Task directions | Count the lines containing "image" in the entries underneath, and state that count without anything else.
════════════════════
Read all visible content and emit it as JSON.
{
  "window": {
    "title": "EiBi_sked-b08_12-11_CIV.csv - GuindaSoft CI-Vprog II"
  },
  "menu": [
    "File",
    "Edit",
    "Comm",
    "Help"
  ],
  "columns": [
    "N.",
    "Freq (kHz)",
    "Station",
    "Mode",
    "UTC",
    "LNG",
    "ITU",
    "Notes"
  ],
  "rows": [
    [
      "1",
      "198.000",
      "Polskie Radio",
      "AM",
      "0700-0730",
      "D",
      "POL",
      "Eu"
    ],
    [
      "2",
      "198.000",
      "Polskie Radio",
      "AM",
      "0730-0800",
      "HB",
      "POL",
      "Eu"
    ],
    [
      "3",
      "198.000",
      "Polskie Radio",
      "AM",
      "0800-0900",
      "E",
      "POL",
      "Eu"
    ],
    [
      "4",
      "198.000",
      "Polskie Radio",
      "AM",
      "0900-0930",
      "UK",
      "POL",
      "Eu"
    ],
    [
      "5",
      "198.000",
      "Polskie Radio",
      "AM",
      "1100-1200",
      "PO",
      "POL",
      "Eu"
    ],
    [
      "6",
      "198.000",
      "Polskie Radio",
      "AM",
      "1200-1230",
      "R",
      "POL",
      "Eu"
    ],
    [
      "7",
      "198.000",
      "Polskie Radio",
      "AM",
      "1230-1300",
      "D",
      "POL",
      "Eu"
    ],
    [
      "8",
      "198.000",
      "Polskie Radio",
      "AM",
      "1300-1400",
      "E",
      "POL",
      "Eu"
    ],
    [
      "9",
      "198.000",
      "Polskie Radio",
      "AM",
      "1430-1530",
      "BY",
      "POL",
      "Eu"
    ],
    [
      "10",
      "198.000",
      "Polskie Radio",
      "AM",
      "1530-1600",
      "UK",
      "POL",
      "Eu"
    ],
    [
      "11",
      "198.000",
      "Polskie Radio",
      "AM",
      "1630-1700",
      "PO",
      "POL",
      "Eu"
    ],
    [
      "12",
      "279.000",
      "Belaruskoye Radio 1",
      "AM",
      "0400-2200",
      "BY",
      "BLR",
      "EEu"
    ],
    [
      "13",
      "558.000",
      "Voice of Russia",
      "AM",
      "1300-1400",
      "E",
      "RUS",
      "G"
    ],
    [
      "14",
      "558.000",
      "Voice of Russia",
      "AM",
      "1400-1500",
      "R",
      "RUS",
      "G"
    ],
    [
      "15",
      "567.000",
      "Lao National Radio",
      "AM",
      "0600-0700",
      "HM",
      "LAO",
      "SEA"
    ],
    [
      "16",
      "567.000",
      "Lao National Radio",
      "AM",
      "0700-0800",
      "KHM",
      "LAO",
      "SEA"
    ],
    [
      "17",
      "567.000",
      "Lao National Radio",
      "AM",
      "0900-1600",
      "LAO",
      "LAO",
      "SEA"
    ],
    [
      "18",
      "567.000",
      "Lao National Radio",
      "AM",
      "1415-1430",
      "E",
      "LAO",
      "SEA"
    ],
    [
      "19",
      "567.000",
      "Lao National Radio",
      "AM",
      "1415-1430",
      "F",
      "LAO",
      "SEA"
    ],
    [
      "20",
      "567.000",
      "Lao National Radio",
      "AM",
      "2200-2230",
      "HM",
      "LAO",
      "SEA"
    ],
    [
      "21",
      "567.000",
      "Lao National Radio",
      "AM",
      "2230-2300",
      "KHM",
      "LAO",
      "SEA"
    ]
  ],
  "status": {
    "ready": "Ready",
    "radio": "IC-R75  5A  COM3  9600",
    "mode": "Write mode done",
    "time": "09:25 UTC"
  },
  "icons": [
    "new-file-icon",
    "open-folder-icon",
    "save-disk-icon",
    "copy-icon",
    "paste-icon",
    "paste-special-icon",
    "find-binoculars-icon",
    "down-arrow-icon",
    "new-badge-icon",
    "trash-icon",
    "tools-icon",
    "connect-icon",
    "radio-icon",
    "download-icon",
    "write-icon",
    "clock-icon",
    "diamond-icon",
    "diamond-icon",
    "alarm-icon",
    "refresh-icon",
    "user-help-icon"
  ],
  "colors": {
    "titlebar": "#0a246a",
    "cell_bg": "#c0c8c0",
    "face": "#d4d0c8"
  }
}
════════════════════
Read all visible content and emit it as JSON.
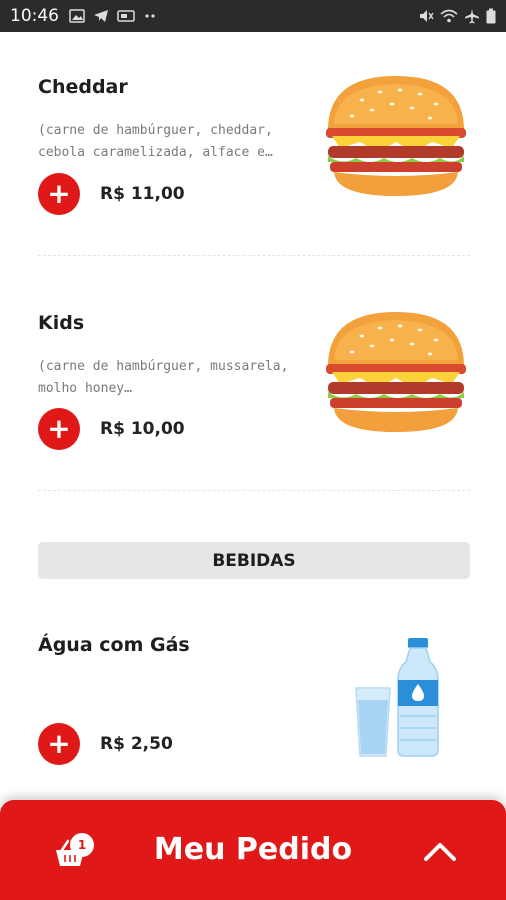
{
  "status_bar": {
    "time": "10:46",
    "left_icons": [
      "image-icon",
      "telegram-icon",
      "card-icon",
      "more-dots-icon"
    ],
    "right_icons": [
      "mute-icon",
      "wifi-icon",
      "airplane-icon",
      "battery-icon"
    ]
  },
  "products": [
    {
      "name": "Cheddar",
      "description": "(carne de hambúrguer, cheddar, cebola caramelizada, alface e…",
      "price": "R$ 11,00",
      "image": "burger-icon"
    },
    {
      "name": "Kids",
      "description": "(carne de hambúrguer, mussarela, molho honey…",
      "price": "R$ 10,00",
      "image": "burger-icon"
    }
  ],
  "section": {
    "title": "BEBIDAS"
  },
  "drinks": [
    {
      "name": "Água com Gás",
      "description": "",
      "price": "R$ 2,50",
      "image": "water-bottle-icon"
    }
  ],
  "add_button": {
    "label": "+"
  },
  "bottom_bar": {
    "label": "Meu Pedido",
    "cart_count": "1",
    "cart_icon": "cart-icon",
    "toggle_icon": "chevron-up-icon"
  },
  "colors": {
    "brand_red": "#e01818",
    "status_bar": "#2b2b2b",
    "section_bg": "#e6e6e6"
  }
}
════════════════════
The solution | 4